- Problem to work on -
Below is a block of records: output all of them exactly and leave out the pictures.

───── Provided records

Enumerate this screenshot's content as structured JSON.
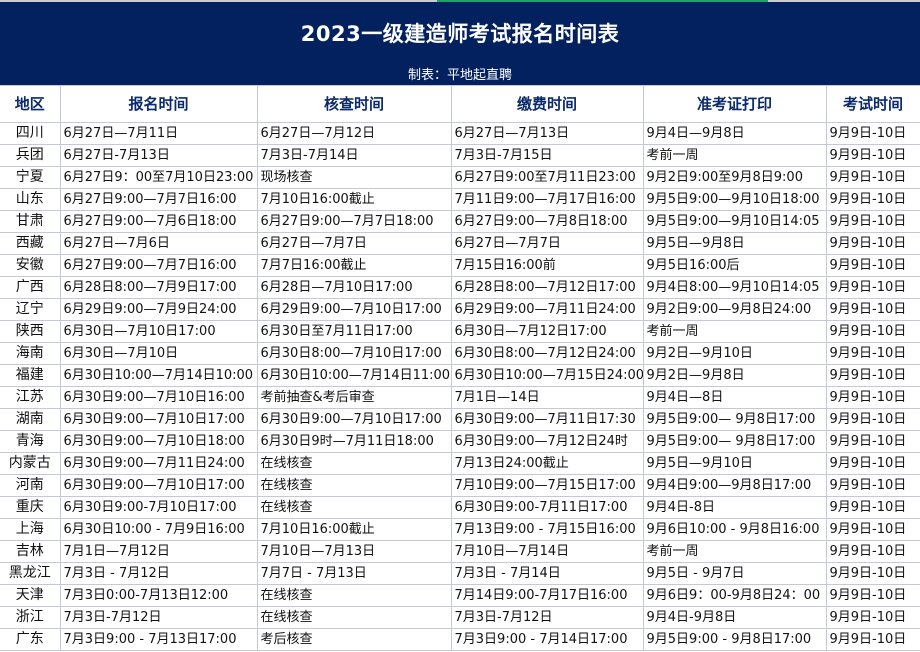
{
  "header": {
    "title": "2023一级建造师考试报名时间表",
    "maker": "制表：平地起直聘"
  },
  "colors": {
    "banner": "#03215e",
    "header_text": "#0b2a6a",
    "grid": "#c3c9da"
  },
  "table": {
    "columns": [
      "地区",
      "报名时间",
      "核查时间",
      "缴费时间",
      "准考证打印",
      "考试时间"
    ],
    "rows": [
      [
        "四川",
        "6月27日—7月11日",
        "6月27日—7月12日",
        "6月27日—7月13日",
        "9月4日—9月8日",
        "9月9日-10日"
      ],
      [
        "兵团",
        "6月27日-7月13日",
        "7月3日-7月14日",
        "7月3日-7月15日",
        "考前一周",
        "9月9日-10日"
      ],
      [
        "宁夏",
        "6月27日9：00至7月10日23:00",
        "现场核查",
        "6月27日9:00至7月11日23:00",
        "9月2日9:00至9月8日9:00",
        "9月9日-10日"
      ],
      [
        "山东",
        "6月27日9:00—7月7日16:00",
        "7月10日16:00截止",
        "7月11日9:00—7月17日16:00",
        "9月5日9:00—9月10日18:00",
        "9月9日-10日"
      ],
      [
        "甘肃",
        "6月27日9:00—7月6日18:00",
        "6月27日9:00—7月7日18:00",
        "6月27日9:00—7月8日18:00",
        "9月5日9:00—9月10日14:05",
        "9月9日-10日"
      ],
      [
        "西藏",
        "6月27日—7月6日",
        "6月27日—7月7日",
        "6月27日—7月7日",
        "9月5日—9月8日",
        "9月9日-10日"
      ],
      [
        "安徽",
        "6月27日9:00—7月7日16:00",
        "7月7日16:00截止",
        "7月15日16:00前",
        "9月5日16:00后",
        "9月9日-10日"
      ],
      [
        "广西",
        "6月28日8:00—7月9日17:00",
        "6月28日—7月10日17:00",
        "6月28日8:00—7月12日17:00",
        "9月4日8:00—9月10日14:05",
        "9月9日-10日"
      ],
      [
        "辽宁",
        "6月29日9:00—7月9日24:00",
        "6月29日9:00—7月10日17:00",
        "6月29日9:00—7月11日24:00",
        "9月2日9:00—9月8日24:00",
        "9月9日-10日"
      ],
      [
        "陕西",
        "6月30日—7月10日17:00",
        "6月30日至7月11日17:00",
        "6月30日—7月12日17:00",
        "考前一周",
        "9月9日-10日"
      ],
      [
        "海南",
        "6月30日—7月10日",
        "6月30日8:00—7月10日17:00",
        "6月30日8:00—7月12日24:00",
        "9月2日—9月10日",
        "9月9日-10日"
      ],
      [
        "福建",
        "6月30日10:00—7月14日10:00",
        "6月30日10:00—7月14日11:00",
        "6月30日10:00—7月15日24:00",
        "9月2日—9月8日",
        "9月9日-10日"
      ],
      [
        "江苏",
        "6月30日9:00—7月10日16:00",
        "考前抽查&考后审查",
        "7月1日—14日",
        "9月4日—8日",
        "9月9日-10日"
      ],
      [
        "湖南",
        "6月30日9:00—7月10日17:00",
        "6月30日9:00—7月10日17:00",
        "6月30日9:00—7月11日17:30",
        "9月5日9:00— 9月8日17:00",
        "9月9日-10日"
      ],
      [
        "青海",
        "6月30日9:00—7月10日18:00",
        "6月30日9时—7月11日18:00",
        "6月30日9:00—7月12日24时",
        "9月5日9:00— 9月8日17:00",
        "9月9日-10日"
      ],
      [
        "内蒙古",
        "6月30日9:00—7月11日24:00",
        "在线核查",
        "7月13日24:00截止",
        "9月5日—9月10日",
        "9月9日-10日"
      ],
      [
        "河南",
        "6月30日9:00—7月10日17:00",
        "在线核查",
        "7月10日9:00—7月15日17:00",
        "9月4日9:00—9月8日17:00",
        "9月9日-10日"
      ],
      [
        "重庆",
        "6月30日9:00-7月10日17:00",
        "在线核查",
        "6月30日9:00-7月11日17:00",
        "9月4日-8日",
        "9月9日-10日"
      ],
      [
        "上海",
        "6月30日10:00 - 7月9日16:00",
        "7月10日16:00截止",
        "7月13日9:00 - 7月15日16:00",
        "9月6日10:00 - 9月8日16:00",
        "9月9日-10日"
      ],
      [
        "吉林",
        "7月1日—7月12日",
        "7月10日—7月13日",
        "7月10日—7月14日",
        "考前一周",
        "9月9日-10日"
      ],
      [
        "黑龙江",
        "7月3日 - 7月12日",
        "7月7日 - 7月13日",
        "7月3日 - 7月14日",
        "9月5日 - 9月7日",
        "9月9日-10日"
      ],
      [
        "天津",
        "7月3日0:00-7月13日12:00",
        "在线核查",
        "7月14日9:00-7月17日16:00",
        "9月6日9：00-9月8日24：00",
        "9月9日-10日"
      ],
      [
        "浙江",
        "7月3日-7月12日",
        "在线核查",
        "7月3日-7月12日",
        "9月4日-9月8日",
        "9月9日-10日"
      ],
      [
        "广东",
        "7月3日9:00 - 7月13日17:00",
        "考后核查",
        "7月3日9:00 - 7月14日17:00",
        "9月5日9:00 - 9月8日17:00",
        "9月9日-10日"
      ]
    ]
  }
}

──────────

- Output for this exercise -
Enumerate this screenshot's content as structured JSON.
{
  "header": {
    "title": "2023一级建造师考试报名时间表",
    "maker": "制表：平地起直聘"
  },
  "colors": {
    "banner": "#03215e",
    "header_text": "#0b2a6a",
    "grid": "#c3c9da"
  },
  "table": {
    "columns": [
      "地区",
      "报名时间",
      "核查时间",
      "缴费时间",
      "准考证打印",
      "考试时间"
    ],
    "rows": [
      [
        "四川",
        "6月27日—7月11日",
        "6月27日—7月12日",
        "6月27日—7月13日",
        "9月4日—9月8日",
        "9月9日-10日"
      ],
      [
        "兵团",
        "6月27日-7月13日",
        "7月3日-7月14日",
        "7月3日-7月15日",
        "考前一周",
        "9月9日-10日"
      ],
      [
        "宁夏",
        "6月27日9：00至7月10日23:00",
        "现场核查",
        "6月27日9:00至7月11日23:00",
        "9月2日9:00至9月8日9:00",
        "9月9日-10日"
      ],
      [
        "山东",
        "6月27日9:00—7月7日16:00",
        "7月10日16:00截止",
        "7月11日9:00—7月17日16:00",
        "9月5日9:00—9月10日18:00",
        "9月9日-10日"
      ],
      [
        "甘肃",
        "6月27日9:00—7月6日18:00",
        "6月27日9:00—7月7日18:00",
        "6月27日9:00—7月8日18:00",
        "9月5日9:00—9月10日14:05",
        "9月9日-10日"
      ],
      [
        "西藏",
        "6月27日—7月6日",
        "6月27日—7月7日",
        "6月27日—7月7日",
        "9月5日—9月8日",
        "9月9日-10日"
      ],
      [
        "安徽",
        "6月27日9:00—7月7日16:00",
        "7月7日16:00截止",
        "7月15日16:00前",
        "9月5日16:00后",
        "9月9日-10日"
      ],
      [
        "广西",
        "6月28日8:00—7月9日17:00",
        "6月28日—7月10日17:00",
        "6月28日8:00—7月12日17:00",
        "9月4日8:00—9月10日14:05",
        "9月9日-10日"
      ],
      [
        "辽宁",
        "6月29日9:00—7月9日24:00",
        "6月29日9:00—7月10日17:00",
        "6月29日9:00—7月11日24:00",
        "9月2日9:00—9月8日24:00",
        "9月9日-10日"
      ],
      [
        "陕西",
        "6月30日—7月10日17:00",
        "6月30日至7月11日17:00",
        "6月30日—7月12日17:00",
        "考前一周",
        "9月9日-10日"
      ],
      [
        "海南",
        "6月30日—7月10日",
        "6月30日8:00—7月10日17:00",
        "6月30日8:00—7月12日24:00",
        "9月2日—9月10日",
        "9月9日-10日"
      ],
      [
        "福建",
        "6月30日10:00—7月14日10:00",
        "6月30日10:00—7月14日11:00",
        "6月30日10:00—7月15日24:00",
        "9月2日—9月8日",
        "9月9日-10日"
      ],
      [
        "江苏",
        "6月30日9:00—7月10日16:00",
        "考前抽查&考后审查",
        "7月1日—14日",
        "9月4日—8日",
        "9月9日-10日"
      ],
      [
        "湖南",
        "6月30日9:00—7月10日17:00",
        "6月30日9:00—7月10日17:00",
        "6月30日9:00—7月11日17:30",
        "9月5日9:00— 9月8日17:00",
        "9月9日-10日"
      ],
      [
        "青海",
        "6月30日9:00—7月10日18:00",
        "6月30日9时—7月11日18:00",
        "6月30日9:00—7月12日24时",
        "9月5日9:00— 9月8日17:00",
        "9月9日-10日"
      ],
      [
        "内蒙古",
        "6月30日9:00—7月11日24:00",
        "在线核查",
        "7月13日24:00截止",
        "9月5日—9月10日",
        "9月9日-10日"
      ],
      [
        "河南",
        "6月30日9:00—7月10日17:00",
        "在线核查",
        "7月10日9:00—7月15日17:00",
        "9月4日9:00—9月8日17:00",
        "9月9日-10日"
      ],
      [
        "重庆",
        "6月30日9:00-7月10日17:00",
        "在线核查",
        "6月30日9:00-7月11日17:00",
        "9月4日-8日",
        "9月9日-10日"
      ],
      [
        "上海",
        "6月30日10:00 - 7月9日16:00",
        "7月10日16:00截止",
        "7月13日9:00 - 7月15日16:00",
        "9月6日10:00 - 9月8日16:00",
        "9月9日-10日"
      ],
      [
        "吉林",
        "7月1日—7月12日",
        "7月10日—7月13日",
        "7月10日—7月14日",
        "考前一周",
        "9月9日-10日"
      ],
      [
        "黑龙江",
        "7月3日 - 7月12日",
        "7月7日 - 7月13日",
        "7月3日 - 7月14日",
        "9月5日 - 9月7日",
        "9月9日-10日"
      ],
      [
        "天津",
        "7月3日0:00-7月13日12:00",
        "在线核查",
        "7月14日9:00-7月17日16:00",
        "9月6日9：00-9月8日24：00",
        "9月9日-10日"
      ],
      [
        "浙江",
        "7月3日-7月12日",
        "在线核查",
        "7月3日-7月12日",
        "9月4日-9月8日",
        "9月9日-10日"
      ],
      [
        "广东",
        "7月3日9:00 - 7月13日17:00",
        "考后核查",
        "7月3日9:00 - 7月14日17:00",
        "9月5日9:00 - 9月8日17:00",
        "9月9日-10日"
      ]
    ]
  }
}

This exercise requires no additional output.